* _YOUR GOAL_
Convert every line of the data below into a JSON array of strings, one string per line, skipping blank lines.

* _SUPPLIED DATA_
▼
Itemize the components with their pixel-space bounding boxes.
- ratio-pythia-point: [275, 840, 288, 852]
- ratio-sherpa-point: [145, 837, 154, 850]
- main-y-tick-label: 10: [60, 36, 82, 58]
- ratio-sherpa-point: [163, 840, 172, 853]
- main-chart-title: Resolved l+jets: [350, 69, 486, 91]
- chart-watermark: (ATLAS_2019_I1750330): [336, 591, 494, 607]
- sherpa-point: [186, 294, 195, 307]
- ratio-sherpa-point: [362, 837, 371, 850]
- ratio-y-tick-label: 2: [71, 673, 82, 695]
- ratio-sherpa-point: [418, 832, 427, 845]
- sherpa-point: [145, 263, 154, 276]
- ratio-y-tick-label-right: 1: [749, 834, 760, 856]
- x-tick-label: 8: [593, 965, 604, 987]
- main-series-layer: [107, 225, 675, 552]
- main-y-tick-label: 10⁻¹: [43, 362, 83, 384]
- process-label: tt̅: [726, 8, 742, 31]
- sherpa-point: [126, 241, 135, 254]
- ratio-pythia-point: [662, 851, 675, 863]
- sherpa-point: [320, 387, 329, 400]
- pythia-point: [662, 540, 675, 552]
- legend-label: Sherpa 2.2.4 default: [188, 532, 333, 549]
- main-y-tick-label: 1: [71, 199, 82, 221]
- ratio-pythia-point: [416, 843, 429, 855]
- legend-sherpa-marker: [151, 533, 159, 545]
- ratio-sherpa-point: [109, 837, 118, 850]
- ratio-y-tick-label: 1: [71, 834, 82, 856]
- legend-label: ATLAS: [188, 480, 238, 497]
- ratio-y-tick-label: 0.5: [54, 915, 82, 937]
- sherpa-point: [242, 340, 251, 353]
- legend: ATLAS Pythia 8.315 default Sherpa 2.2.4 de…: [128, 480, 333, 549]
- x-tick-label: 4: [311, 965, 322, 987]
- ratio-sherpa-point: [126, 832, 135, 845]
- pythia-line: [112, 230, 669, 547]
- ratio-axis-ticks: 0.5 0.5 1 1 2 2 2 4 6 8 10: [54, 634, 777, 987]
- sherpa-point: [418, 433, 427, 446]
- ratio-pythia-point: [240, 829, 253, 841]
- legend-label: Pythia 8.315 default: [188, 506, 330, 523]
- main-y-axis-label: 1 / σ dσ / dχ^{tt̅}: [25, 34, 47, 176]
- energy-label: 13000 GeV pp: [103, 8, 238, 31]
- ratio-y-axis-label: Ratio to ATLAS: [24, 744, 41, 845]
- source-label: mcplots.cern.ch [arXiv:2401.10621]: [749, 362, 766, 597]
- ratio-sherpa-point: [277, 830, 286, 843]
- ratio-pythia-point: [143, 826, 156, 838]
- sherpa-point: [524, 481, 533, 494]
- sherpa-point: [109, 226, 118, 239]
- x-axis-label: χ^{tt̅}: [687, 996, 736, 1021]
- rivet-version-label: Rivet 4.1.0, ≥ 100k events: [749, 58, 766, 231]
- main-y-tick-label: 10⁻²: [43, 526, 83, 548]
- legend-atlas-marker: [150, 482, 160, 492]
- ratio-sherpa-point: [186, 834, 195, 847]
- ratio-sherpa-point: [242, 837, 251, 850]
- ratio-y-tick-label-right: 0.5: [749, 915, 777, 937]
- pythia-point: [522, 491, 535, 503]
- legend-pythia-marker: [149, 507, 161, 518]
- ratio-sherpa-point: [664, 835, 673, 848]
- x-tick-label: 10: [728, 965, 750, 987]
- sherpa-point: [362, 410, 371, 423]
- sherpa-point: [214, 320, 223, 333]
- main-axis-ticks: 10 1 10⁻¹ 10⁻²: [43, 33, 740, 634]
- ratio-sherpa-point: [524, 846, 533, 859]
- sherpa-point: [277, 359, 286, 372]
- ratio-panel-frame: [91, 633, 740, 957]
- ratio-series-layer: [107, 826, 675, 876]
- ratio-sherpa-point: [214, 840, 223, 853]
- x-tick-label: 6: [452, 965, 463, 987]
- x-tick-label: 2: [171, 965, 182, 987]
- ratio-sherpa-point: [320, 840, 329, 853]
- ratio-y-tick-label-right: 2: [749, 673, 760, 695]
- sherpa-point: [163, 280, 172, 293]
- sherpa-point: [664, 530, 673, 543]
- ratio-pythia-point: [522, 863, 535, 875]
▲
* _CORRECT RESPONSE_
[
  "Itemize the components with their pixel-space bounding boxes.",
  "- ratio-pythia-point: [275, 840, 288, 852]",
  "- ratio-sherpa-point: [145, 837, 154, 850]",
  "- main-y-tick-label: 10: [60, 36, 82, 58]",
  "- ratio-sherpa-point: [163, 840, 172, 853]",
  "- main-chart-title: Resolved l+jets: [350, 69, 486, 91]",
  "- chart-watermark: (ATLAS_2019_I1750330): [336, 591, 494, 607]",
  "- sherpa-point: [186, 294, 195, 307]",
  "- ratio-sherpa-point: [362, 837, 371, 850]",
  "- ratio-y-tick-label: 2: [71, 673, 82, 695]",
  "- ratio-sherpa-point: [418, 832, 427, 845]",
  "- sherpa-point: [145, 263, 154, 276]",
  "- ratio-y-tick-label-right: 1: [749, 834, 760, 856]",
  "- x-tick-label: 8: [593, 965, 604, 987]",
  "- main-series-layer: [107, 225, 675, 552]",
  "- main-y-tick-label: 10⁻¹: [43, 362, 83, 384]",
  "- process-label: tt̅: [726, 8, 742, 31]",
  "- sherpa-point: [126, 241, 135, 254]",
  "- ratio-pythia-point: [662, 851, 675, 863]",
  "- sherpa-point: [320, 387, 329, 400]",
  "- pythia-point: [662, 540, 675, 552]",
  "- legend-label: Sherpa 2.2.4 default: [188, 532, 333, 549]",
  "- main-y-tick-label: 1: [71, 199, 82, 221]",
  "- ratio-pythia-point: [416, 843, 429, 855]",
  "- legend-sherpa-marker: [151, 533, 159, 545]",
  "- ratio-sherpa-point: [109, 837, 118, 850]",
  "- ratio-y-tick-label: 1: [71, 834, 82, 856]",
  "- legend-label: ATLAS: [188, 480, 238, 497]",
  "- ratio-y-tick-label: 0.5: [54, 915, 82, 937]",
  "- sherpa-point: [242, 340, 251, 353]",
  "- legend: ATLAS Pythia 8.315 default Sherpa 2.2.4 de…: [128, 480, 333, 549]",
  "- x-tick-label: 4: [311, 965, 322, 987]",
  "- ratio-sherpa-point: [126, 832, 135, 845]",
  "- pythia-line: [112, 230, 669, 547]",
  "- ratio-axis-ticks: 0.5 0.5 1 1 2 2 2 4 6 8 10: [54, 634, 777, 987]",
  "- sherpa-point: [418, 433, 427, 446]",
  "- ratio-pythia-point: [240, 829, 253, 841]",
  "- legend-label: Pythia 8.315 default: [188, 506, 330, 523]",
  "- main-y-axis-label: 1 / σ dσ / dχ^{tt̅}: [25, 34, 47, 176]",
  "- energy-label: 13000 GeV pp: [103, 8, 238, 31]",
  "- ratio-y-axis-label: Ratio to ATLAS: [24, 744, 41, 845]",
  "- source-label: mcplots.cern.ch [arXiv:2401.10621]: [749, 362, 766, 597]",
  "- ratio-sherpa-point: [277, 830, 286, 843]",
  "- ratio-pythia-point: [143, 826, 156, 838]",
  "- sherpa-point: [524, 481, 533, 494]",
  "- sherpa-point: [109, 226, 118, 239]",
  "- x-axis-label: χ^{tt̅}: [687, 996, 736, 1021]",
  "- rivet-version-label: Rivet 4.1.0, ≥ 100k events: [749, 58, 766, 231]",
  "- main-y-tick-label: 10⁻²: [43, 526, 83, 548]",
  "- legend-atlas-marker: [150, 482, 160, 492]",
  "- ratio-sherpa-point: [186, 834, 195, 847]",
  "- ratio-sherpa-point: [242, 837, 251, 850]",
  "- ratio-y-tick-label-right: 0.5: [749, 915, 777, 937]",
  "- pythia-point: [522, 491, 535, 503]",
  "- legend-pythia-marker: [149, 507, 161, 518]",
  "- ratio-sherpa-point: [664, 835, 673, 848]",
  "- x-tick-label: 10: [728, 965, 750, 987]",
  "- sherpa-point: [362, 410, 371, 423]",
  "- sherpa-point: [214, 320, 223, 333]",
  "- main-axis-ticks: 10 1 10⁻¹ 10⁻²: [43, 33, 740, 634]",
  "- ratio-sherpa-point: [524, 846, 533, 859]",
  "- sherpa-point: [277, 359, 286, 372]",
  "- ratio-panel-frame: [91, 633, 740, 957]",
  "- ratio-series-layer: [107, 826, 675, 876]",
  "- ratio-sherpa-point: [214, 840, 223, 853]",
  "- x-tick-label: 6: [452, 965, 463, 987]",
  "- x-tick-label: 2: [171, 965, 182, 987]",
  "- ratio-sherpa-point: [320, 840, 329, 853]",
  "- ratio-y-tick-label-right: 2: [749, 673, 760, 695]",
  "- sherpa-point: [163, 280, 172, 293]",
  "- sherpa-point: [664, 530, 673, 543]",
  "- ratio-pythia-point: [522, 863, 535, 875]"
]